- _Passage shown_
_ _ _ _ _ _ _

# Serbo-croatian "cvičak" or in Bulgarian "cviček"



## vrubble

A question to Croatian, Serbian and Bulgarian speakers.
I read a book a out the "serbo-croatian" language (it's from the 60's) and there are some words I don't know. One of them is "cvičak" or in Bulgarian "cviček". My book says it's some kind of sour milk but I've never heard about it and couldn't find it on the internet.
How about you? Do you know what this thing is? Have you ever... drunk  it?


----------



## Panceltic

In Slovenia, *cviček* is the name of a wine from Dolenjska (Lower Carniola). It is quite sour and is made from mixing white and red grapes.


----------



## vrubble

My books also says there is this word in Slovenian but it should be as well a name of some sour... milk drink. I"ve no idea what's meant with that. Anyway, as far as I know there is no such word in other Slavic languages.

_ _ _ _ _ _ _

Records from a dataset:

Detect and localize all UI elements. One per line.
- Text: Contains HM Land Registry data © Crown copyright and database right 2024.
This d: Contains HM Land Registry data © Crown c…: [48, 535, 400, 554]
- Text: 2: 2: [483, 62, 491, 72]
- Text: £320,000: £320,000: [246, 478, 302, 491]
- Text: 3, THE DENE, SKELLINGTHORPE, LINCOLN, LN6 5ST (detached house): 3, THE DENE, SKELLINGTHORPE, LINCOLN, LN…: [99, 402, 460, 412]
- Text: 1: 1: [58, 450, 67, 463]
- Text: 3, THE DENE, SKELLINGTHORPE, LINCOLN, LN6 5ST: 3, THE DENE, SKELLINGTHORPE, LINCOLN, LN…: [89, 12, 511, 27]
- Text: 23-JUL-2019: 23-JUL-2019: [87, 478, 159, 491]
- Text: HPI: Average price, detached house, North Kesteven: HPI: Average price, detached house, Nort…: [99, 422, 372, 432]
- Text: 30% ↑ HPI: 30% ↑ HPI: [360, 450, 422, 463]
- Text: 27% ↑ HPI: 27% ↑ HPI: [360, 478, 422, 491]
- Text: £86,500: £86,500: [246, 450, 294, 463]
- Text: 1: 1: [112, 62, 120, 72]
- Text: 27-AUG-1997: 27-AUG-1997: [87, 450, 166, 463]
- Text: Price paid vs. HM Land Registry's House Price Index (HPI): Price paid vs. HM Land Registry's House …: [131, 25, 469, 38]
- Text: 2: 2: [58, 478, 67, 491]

_ _ _ _ _ _ _

- _Set problem_
In the forum thread on "cvičak," why does the first poster ask Croatian, Serbian and Bulgarian speakers what the word means?

- _Problem solution_
The poster's book on the "serbo-croatian" language, from the 60's, says "cvičak" (Bulgarian "cviček") is some kind of sour milk. The poster has never heard of it and couldn't find it on the internet.